* REQUIRED WORK:
Copy out the material below, changing each "x-tick-label" to "x-axis-label" and leaving every other character as it stands.

* RECORDS FOR THE TASK:

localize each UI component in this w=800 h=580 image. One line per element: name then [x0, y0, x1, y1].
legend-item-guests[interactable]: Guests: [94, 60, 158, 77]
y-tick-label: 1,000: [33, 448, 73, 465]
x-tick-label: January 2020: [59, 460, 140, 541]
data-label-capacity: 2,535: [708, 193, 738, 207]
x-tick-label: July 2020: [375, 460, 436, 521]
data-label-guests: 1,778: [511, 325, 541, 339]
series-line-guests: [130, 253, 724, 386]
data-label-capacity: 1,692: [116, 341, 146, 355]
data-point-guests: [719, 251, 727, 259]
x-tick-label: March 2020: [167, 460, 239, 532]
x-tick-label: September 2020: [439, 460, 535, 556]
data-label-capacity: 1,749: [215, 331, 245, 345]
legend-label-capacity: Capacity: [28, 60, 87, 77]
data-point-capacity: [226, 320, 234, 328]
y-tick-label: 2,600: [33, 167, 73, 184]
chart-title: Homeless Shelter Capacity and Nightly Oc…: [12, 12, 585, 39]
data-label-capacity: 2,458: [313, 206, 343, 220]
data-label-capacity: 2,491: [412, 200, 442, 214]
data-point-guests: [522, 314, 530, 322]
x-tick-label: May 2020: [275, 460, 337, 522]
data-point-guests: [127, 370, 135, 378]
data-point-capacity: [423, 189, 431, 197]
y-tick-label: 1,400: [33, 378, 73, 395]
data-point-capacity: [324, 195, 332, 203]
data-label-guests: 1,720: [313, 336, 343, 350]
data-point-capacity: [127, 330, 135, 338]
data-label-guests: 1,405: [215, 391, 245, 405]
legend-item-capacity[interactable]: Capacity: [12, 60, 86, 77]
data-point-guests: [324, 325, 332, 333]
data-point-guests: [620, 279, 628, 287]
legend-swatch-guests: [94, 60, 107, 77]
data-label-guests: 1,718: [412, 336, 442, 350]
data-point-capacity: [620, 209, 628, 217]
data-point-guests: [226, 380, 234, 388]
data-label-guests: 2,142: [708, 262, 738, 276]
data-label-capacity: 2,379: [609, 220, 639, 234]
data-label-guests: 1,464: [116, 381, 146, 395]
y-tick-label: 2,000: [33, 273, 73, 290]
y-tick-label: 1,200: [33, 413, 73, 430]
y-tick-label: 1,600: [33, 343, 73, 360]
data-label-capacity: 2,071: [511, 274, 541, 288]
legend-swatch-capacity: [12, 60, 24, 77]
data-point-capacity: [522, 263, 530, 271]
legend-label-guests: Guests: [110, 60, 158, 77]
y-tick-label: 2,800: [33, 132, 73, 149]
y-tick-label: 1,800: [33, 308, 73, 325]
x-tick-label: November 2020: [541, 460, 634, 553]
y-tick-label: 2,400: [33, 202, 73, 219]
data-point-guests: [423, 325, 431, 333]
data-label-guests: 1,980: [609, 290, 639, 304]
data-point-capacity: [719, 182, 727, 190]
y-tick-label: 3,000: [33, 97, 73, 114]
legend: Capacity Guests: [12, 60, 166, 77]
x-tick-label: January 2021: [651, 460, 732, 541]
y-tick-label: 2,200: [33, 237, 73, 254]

* FULL OUTPUT:
localize each UI component in this w=800 h=580 image. One line per element: name then [x0, y0, x1, y1].
legend-item-guests[interactable]: Guests: [94, 60, 158, 77]
y-tick-label: 1,000: [33, 448, 73, 465]
x-axis-label: January 2020: [59, 460, 140, 541]
data-label-capacity: 2,535: [708, 193, 738, 207]
x-axis-label: July 2020: [375, 460, 436, 521]
data-label-guests: 1,778: [511, 325, 541, 339]
series-line-guests: [130, 253, 724, 386]
data-label-capacity: 1,692: [116, 341, 146, 355]
data-point-guests: [719, 251, 727, 259]
x-axis-label: March 2020: [167, 460, 239, 532]
x-axis-label: September 2020: [439, 460, 535, 556]
data-label-capacity: 1,749: [215, 331, 245, 345]
legend-label-capacity: Capacity: [28, 60, 87, 77]
data-point-capacity: [226, 320, 234, 328]
y-tick-label: 2,600: [33, 167, 73, 184]
chart-title: Homeless Shelter Capacity and Nightly Oc…: [12, 12, 585, 39]
data-label-capacity: 2,458: [313, 206, 343, 220]
data-label-capacity: 2,491: [412, 200, 442, 214]
data-point-guests: [522, 314, 530, 322]
x-axis-label: May 2020: [275, 460, 337, 522]
data-point-guests: [127, 370, 135, 378]
data-point-capacity: [423, 189, 431, 197]
y-tick-label: 1,400: [33, 378, 73, 395]
data-point-capacity: [324, 195, 332, 203]
data-label-guests: 1,720: [313, 336, 343, 350]
data-point-capacity: [127, 330, 135, 338]
data-label-guests: 1,405: [215, 391, 245, 405]
legend-item-capacity[interactable]: Capacity: [12, 60, 86, 77]
data-point-guests: [324, 325, 332, 333]
data-point-guests: [620, 279, 628, 287]
legend-swatch-guests: [94, 60, 107, 77]
data-label-guests: 1,718: [412, 336, 442, 350]
data-point-capacity: [620, 209, 628, 217]
data-point-guests: [226, 380, 234, 388]
data-label-guests: 2,142: [708, 262, 738, 276]
data-label-capacity: 2,379: [609, 220, 639, 234]
data-label-guests: 1,464: [116, 381, 146, 395]
y-tick-label: 2,000: [33, 273, 73, 290]
y-tick-label: 1,200: [33, 413, 73, 430]
y-tick-label: 1,600: [33, 343, 73, 360]
data-label-capacity: 2,071: [511, 274, 541, 288]
legend-swatch-capacity: [12, 60, 24, 77]
data-point-capacity: [522, 263, 530, 271]
legend-label-guests: Guests: [110, 60, 158, 77]
y-tick-label: 2,800: [33, 132, 73, 149]
y-tick-label: 1,800: [33, 308, 73, 325]
x-axis-label: November 2020: [541, 460, 634, 553]
y-tick-label: 2,400: [33, 202, 73, 219]
data-point-guests: [423, 325, 431, 333]
data-label-guests: 1,980: [609, 290, 639, 304]
data-point-capacity: [719, 182, 727, 190]
y-tick-label: 3,000: [33, 97, 73, 114]
legend: Capacity Guests: [12, 60, 166, 77]
x-axis-label: January 2021: [651, 460, 732, 541]
y-tick-label: 2,200: [33, 237, 73, 254]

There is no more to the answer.